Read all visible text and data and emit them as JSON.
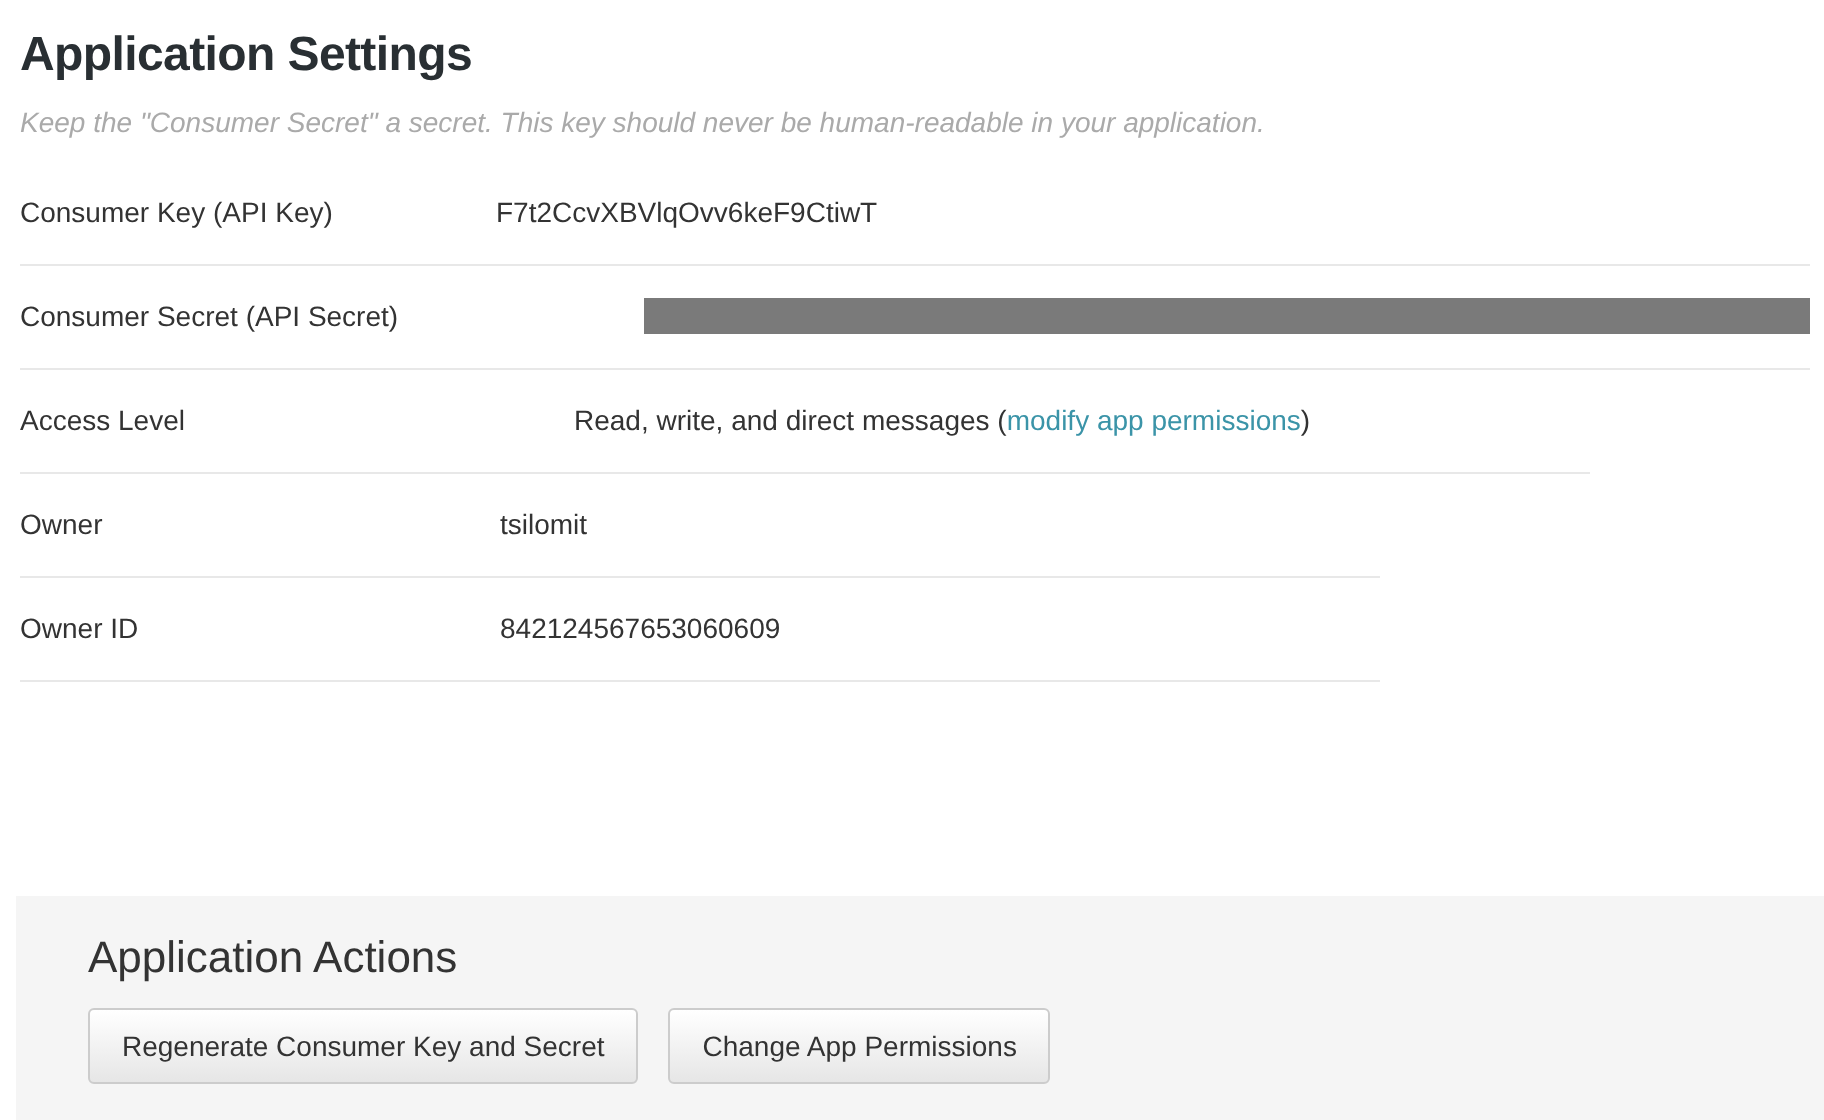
{
  "title": "Application Settings",
  "note": "Keep the \"Consumer Secret\" a secret. This key should never be human-readable in your application.",
  "rows": [
    {
      "label": "Consumer Key (API Key)",
      "kind": "text",
      "value": "F7t2CcvXBVlqOvv6keF9CtiwT"
    },
    {
      "label": "Consumer Secret (API Secret)",
      "kind": "redacted"
    },
    {
      "label": "Access Level",
      "kind": "link_text",
      "value": "Read, write, and direct messages (",
      "link": "modify app permissions",
      "suffix": ")"
    },
    {
      "label": "Owner",
      "kind": "text",
      "value": "tsilomit"
    },
    {
      "label": "Owner ID",
      "kind": "text",
      "value": "842124567653060609"
    }
  ],
  "actions": {
    "title": "Application Actions",
    "buttons": [
      "Regenerate Consumer Key and Secret",
      "Change App Permissions"
    ]
  }
}
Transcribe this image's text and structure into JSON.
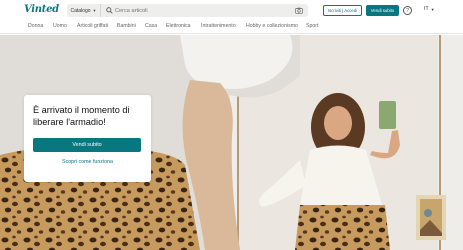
{
  "brand": {
    "name": "Vinted",
    "accent": "#09777f"
  },
  "search": {
    "category_label": "Catalogo",
    "placeholder": "Cerca articoli"
  },
  "header": {
    "login_label": "Iscriviti | Accedi",
    "sell_label": "Vendi subito",
    "help_symbol": "?",
    "language": "IT"
  },
  "nav": {
    "items": [
      "Donna",
      "Uomo",
      "Articoli griffati",
      "Bambini",
      "Casa",
      "Elettronica",
      "Intrattenimento",
      "Hobby e collezionismo",
      "Sport"
    ]
  },
  "hero": {
    "title": "È arrivato il momento di liberare l'armadio!",
    "cta_label": "Vendi subito",
    "link_label": "Scopri come funziona"
  },
  "icons": {
    "search": "search-icon",
    "camera": "camera-icon",
    "help": "help-icon",
    "chevron": "chevron-down-icon"
  }
}
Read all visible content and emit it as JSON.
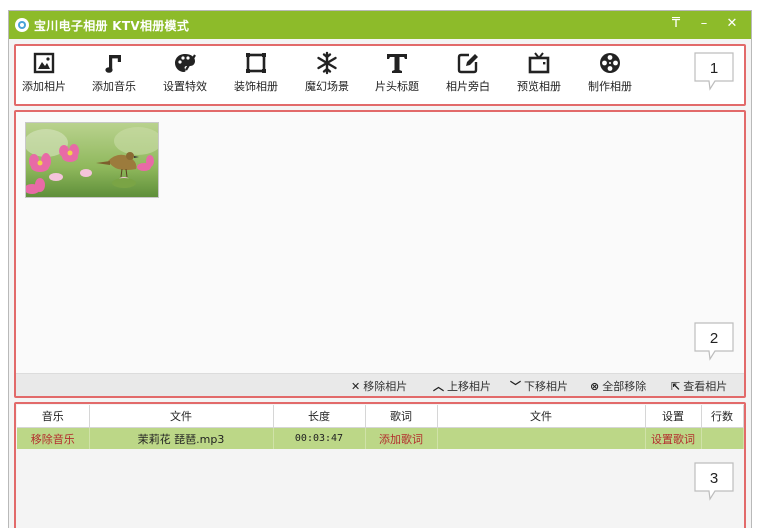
{
  "window": {
    "title": "宝川电子相册 KTV相册模式",
    "controls": {
      "menu": "₸",
      "minimize": "–",
      "close": "✕"
    }
  },
  "toolbar": {
    "items": [
      {
        "label": "添加相片",
        "icon": "add-photo-icon"
      },
      {
        "label": "添加音乐",
        "icon": "music-note-icon"
      },
      {
        "label": "设置特效",
        "icon": "palette-icon"
      },
      {
        "label": "装饰相册",
        "icon": "frame-icon"
      },
      {
        "label": "魔幻场景",
        "icon": "snowflake-icon"
      },
      {
        "label": "片头标题",
        "icon": "title-t-icon"
      },
      {
        "label": "相片旁白",
        "icon": "edit-note-icon"
      },
      {
        "label": "预览相册",
        "icon": "tv-icon"
      },
      {
        "label": "制作相册",
        "icon": "film-reel-icon"
      }
    ]
  },
  "photos": {
    "actions": [
      {
        "glyph": "✕",
        "label": "移除相片"
      },
      {
        "glyph": "︿",
        "label": "上移相片"
      },
      {
        "glyph": "﹀",
        "label": "下移相片"
      },
      {
        "glyph": "⊗",
        "label": "全部移除"
      },
      {
        "glyph": "⇱",
        "label": "查看相片"
      }
    ]
  },
  "music": {
    "columns": [
      "音乐",
      "文件",
      "长度",
      "歌词",
      "文件",
      "设置",
      "行数"
    ],
    "rows": [
      {
        "music": "移除音乐",
        "file": "茉莉花 琵琶.mp3",
        "length": "00:03:47",
        "lyrics": "添加歌词",
        "lyrics_file": "",
        "settings": "设置歌词",
        "lines": ""
      }
    ]
  },
  "markers": [
    "1",
    "2",
    "3"
  ],
  "colors": {
    "title_bar": "#8dbb2a",
    "panel_border": "#e26a6a",
    "row_highlight": "#bcd787",
    "link_red": "#b32d2d"
  }
}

▸ **Work to be completed**
In the entries above, find lines with "note" and copy each.

▸ **Complete answer**
  "note": "Keep the \"Consumer Secret\" a secret. This key should never be human-readable in your application.",
        "icon": "music-note-icon"
        "icon": "edit-note-icon"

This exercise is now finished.